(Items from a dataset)

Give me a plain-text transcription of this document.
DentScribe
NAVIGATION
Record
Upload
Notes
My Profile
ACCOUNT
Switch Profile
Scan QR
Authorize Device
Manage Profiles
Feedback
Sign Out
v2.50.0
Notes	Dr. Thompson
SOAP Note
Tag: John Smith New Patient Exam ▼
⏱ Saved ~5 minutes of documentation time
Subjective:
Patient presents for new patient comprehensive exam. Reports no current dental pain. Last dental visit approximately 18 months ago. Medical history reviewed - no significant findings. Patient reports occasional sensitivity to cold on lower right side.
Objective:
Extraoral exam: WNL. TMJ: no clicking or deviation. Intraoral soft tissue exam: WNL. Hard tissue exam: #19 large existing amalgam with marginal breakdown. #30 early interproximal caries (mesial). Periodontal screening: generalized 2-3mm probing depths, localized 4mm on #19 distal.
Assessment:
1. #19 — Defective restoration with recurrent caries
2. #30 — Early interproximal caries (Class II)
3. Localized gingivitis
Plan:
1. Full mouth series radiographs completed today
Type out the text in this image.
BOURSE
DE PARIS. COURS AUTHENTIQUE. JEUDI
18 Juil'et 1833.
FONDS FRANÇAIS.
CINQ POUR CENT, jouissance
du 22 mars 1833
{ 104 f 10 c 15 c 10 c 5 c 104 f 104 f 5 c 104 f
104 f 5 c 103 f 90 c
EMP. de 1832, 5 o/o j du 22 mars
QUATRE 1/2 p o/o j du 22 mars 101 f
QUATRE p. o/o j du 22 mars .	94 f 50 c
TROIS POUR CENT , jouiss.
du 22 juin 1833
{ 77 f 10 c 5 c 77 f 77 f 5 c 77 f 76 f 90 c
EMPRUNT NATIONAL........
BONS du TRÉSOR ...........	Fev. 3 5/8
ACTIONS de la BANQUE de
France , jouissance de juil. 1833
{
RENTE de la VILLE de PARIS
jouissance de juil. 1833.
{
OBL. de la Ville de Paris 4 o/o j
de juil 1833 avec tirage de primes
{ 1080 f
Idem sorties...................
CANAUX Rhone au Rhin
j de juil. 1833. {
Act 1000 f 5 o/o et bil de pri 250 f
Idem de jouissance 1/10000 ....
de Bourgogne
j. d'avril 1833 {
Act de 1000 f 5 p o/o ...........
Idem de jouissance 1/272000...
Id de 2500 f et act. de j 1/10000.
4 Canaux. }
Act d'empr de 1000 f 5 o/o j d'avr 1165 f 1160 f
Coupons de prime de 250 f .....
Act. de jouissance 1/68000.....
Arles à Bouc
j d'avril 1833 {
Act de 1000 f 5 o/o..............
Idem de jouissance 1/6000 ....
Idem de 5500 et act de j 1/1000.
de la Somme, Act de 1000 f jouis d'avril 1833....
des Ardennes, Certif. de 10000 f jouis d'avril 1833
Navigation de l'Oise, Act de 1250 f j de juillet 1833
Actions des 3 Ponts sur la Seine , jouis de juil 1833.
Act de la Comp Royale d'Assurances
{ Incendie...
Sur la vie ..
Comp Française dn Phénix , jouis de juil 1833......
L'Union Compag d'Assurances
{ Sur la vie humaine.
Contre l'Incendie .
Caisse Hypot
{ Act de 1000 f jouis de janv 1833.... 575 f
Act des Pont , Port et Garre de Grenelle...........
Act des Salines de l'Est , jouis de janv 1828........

SHORT PROBLEM:
Pull every line containing the word "Assurances" out of the material.

EXERCISE RESPONSE:
Act de la Comp Royale d'Assurances
L'Union Compag d'Assurances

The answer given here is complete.